--- Task statement ---
Return a copy of each line that holds the string "marker".

= = =

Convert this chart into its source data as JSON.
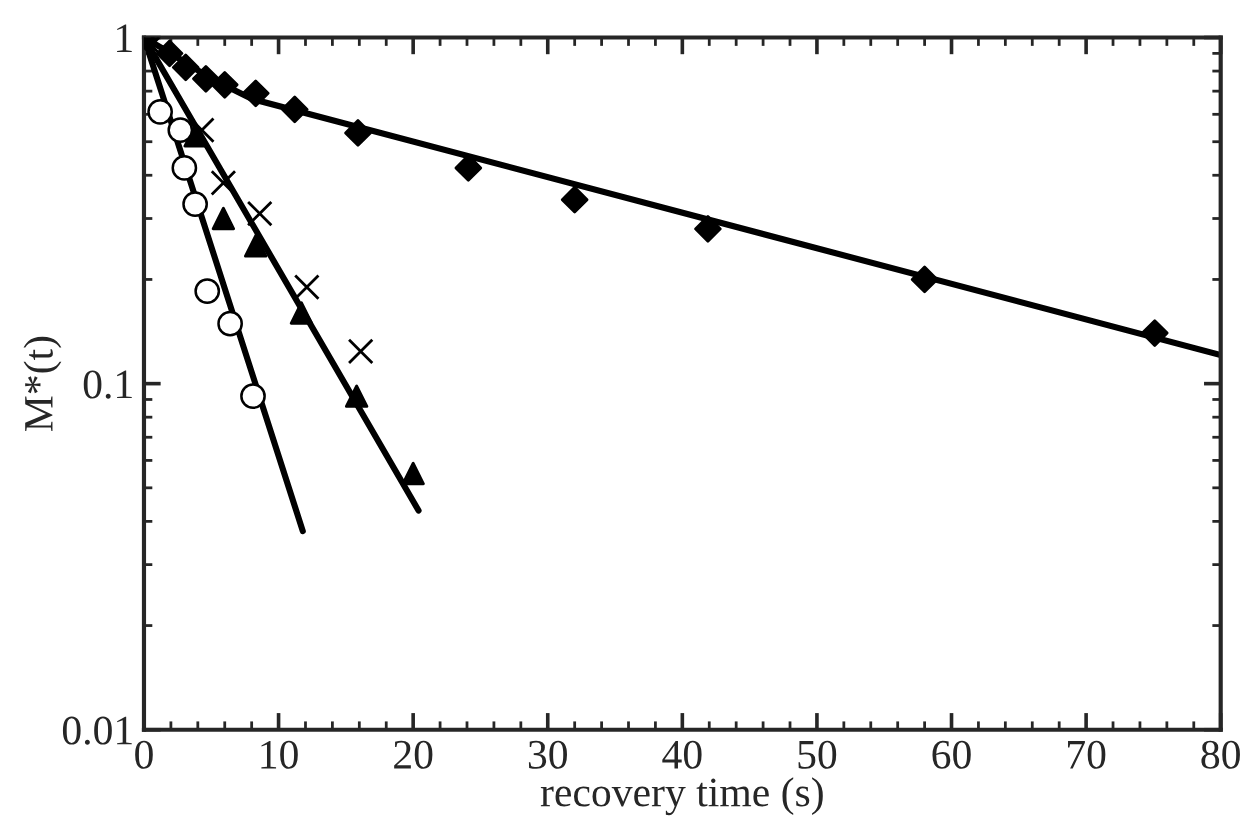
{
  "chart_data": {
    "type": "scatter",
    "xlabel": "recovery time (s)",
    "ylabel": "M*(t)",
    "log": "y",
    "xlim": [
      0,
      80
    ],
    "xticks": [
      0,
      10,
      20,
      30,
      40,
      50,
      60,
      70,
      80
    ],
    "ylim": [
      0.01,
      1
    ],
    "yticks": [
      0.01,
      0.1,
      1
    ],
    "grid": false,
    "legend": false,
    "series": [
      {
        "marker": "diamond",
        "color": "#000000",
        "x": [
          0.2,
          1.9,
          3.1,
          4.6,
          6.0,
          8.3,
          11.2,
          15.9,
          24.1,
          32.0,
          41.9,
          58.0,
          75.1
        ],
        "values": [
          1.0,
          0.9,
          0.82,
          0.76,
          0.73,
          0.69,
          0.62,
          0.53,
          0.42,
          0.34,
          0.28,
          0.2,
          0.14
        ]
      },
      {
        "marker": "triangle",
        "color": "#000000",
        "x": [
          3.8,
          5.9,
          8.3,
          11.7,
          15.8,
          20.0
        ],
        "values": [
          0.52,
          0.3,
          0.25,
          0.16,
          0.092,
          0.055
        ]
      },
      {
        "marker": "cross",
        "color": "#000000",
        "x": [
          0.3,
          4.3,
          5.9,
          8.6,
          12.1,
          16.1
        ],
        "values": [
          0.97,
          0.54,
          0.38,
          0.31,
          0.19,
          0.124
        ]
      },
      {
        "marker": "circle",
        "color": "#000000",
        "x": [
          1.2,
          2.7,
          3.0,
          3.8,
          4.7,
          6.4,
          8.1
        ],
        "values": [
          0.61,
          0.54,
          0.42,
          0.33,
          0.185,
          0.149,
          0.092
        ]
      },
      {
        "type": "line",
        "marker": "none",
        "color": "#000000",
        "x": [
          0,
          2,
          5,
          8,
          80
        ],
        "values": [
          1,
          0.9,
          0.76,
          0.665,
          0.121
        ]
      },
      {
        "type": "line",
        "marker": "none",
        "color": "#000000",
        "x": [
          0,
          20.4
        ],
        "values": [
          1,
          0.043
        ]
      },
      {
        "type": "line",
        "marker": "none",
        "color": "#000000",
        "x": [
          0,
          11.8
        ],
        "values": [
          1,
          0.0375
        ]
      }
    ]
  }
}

= = =

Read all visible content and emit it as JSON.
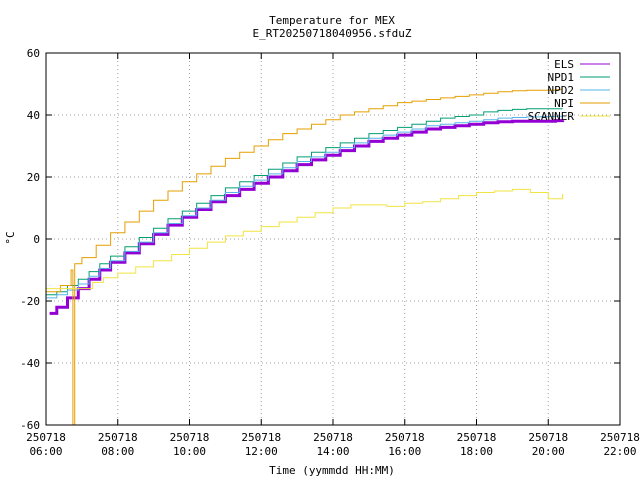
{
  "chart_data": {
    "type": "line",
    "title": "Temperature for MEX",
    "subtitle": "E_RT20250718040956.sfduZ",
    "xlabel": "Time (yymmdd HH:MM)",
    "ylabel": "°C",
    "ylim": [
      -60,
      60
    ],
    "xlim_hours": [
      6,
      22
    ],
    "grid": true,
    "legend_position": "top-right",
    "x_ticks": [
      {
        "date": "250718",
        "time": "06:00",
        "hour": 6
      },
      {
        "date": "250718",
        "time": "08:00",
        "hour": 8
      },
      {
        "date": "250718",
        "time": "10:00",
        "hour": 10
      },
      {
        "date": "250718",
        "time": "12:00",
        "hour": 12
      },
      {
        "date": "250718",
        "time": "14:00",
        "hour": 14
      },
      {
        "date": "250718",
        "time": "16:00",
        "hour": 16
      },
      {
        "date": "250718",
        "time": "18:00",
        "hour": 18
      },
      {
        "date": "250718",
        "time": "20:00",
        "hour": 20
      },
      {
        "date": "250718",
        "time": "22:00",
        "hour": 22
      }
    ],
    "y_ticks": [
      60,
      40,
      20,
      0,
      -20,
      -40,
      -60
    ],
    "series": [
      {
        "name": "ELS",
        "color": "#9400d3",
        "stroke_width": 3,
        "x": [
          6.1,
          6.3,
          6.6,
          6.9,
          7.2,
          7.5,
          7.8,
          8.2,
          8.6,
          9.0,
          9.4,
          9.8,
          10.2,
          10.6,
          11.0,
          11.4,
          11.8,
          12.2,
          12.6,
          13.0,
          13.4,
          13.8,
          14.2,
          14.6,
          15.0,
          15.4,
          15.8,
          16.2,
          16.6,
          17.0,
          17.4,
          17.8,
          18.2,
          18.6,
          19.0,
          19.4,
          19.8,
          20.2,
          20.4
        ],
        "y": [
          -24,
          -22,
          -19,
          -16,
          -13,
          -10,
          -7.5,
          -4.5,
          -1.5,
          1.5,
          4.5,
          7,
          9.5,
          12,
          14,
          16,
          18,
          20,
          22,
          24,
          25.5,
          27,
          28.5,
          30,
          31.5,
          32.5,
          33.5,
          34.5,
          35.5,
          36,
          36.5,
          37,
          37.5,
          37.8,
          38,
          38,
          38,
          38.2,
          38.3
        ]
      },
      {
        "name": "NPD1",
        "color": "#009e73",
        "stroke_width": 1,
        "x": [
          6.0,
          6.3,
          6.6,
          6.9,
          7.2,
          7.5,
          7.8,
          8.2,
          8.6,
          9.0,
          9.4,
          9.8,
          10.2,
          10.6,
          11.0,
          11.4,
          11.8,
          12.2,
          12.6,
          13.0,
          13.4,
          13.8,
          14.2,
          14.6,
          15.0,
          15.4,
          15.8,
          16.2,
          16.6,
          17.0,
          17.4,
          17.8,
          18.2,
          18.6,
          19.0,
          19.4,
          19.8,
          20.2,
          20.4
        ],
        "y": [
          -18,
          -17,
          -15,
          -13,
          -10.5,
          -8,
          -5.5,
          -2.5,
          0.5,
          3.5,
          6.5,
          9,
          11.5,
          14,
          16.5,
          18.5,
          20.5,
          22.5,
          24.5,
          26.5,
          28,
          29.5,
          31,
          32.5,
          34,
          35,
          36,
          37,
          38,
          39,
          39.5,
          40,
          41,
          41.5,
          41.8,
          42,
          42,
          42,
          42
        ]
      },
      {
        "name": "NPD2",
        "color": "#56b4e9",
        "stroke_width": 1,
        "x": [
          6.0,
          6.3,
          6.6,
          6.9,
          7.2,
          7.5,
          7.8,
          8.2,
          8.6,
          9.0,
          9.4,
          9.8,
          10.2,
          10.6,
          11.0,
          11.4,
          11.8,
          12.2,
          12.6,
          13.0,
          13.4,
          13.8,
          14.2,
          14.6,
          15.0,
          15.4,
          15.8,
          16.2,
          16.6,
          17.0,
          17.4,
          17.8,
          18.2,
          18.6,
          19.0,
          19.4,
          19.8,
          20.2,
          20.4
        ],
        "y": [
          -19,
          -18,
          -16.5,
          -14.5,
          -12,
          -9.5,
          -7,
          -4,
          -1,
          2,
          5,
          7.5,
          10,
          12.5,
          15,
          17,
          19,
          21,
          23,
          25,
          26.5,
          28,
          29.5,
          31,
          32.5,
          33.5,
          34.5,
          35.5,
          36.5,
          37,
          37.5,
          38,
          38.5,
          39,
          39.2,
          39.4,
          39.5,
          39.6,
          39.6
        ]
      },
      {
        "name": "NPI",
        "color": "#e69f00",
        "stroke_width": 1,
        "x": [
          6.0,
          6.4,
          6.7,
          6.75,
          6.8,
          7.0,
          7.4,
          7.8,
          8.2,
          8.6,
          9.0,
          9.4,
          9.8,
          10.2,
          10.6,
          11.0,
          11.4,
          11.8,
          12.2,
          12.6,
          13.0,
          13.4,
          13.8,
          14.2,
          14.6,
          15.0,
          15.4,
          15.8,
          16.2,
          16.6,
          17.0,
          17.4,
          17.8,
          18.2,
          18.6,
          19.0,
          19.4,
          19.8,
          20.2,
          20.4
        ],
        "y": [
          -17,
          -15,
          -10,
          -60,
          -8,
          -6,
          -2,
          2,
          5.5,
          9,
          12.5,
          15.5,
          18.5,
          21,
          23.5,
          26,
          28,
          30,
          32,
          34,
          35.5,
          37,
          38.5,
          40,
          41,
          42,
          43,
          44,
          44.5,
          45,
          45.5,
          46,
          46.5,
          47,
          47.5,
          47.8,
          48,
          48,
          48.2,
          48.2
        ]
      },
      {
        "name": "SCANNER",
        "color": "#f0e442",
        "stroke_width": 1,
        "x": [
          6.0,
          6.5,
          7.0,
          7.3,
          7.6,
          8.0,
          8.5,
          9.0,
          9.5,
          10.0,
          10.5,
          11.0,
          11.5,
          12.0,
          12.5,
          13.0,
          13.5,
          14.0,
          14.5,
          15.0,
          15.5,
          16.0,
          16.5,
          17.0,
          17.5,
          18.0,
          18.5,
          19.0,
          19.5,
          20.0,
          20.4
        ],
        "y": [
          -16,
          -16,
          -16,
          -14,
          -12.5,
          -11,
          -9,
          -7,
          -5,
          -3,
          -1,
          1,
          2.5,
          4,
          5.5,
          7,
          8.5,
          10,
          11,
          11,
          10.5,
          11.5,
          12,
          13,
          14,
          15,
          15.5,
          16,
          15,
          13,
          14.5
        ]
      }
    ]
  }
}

= = =

--- The answer ---
        "marker": "diamond",
        "marker": "triangle",
        "marker": "cross",
        "marker": "circle",
        "marker": "none",
        "marker": "none",
        "marker": "none",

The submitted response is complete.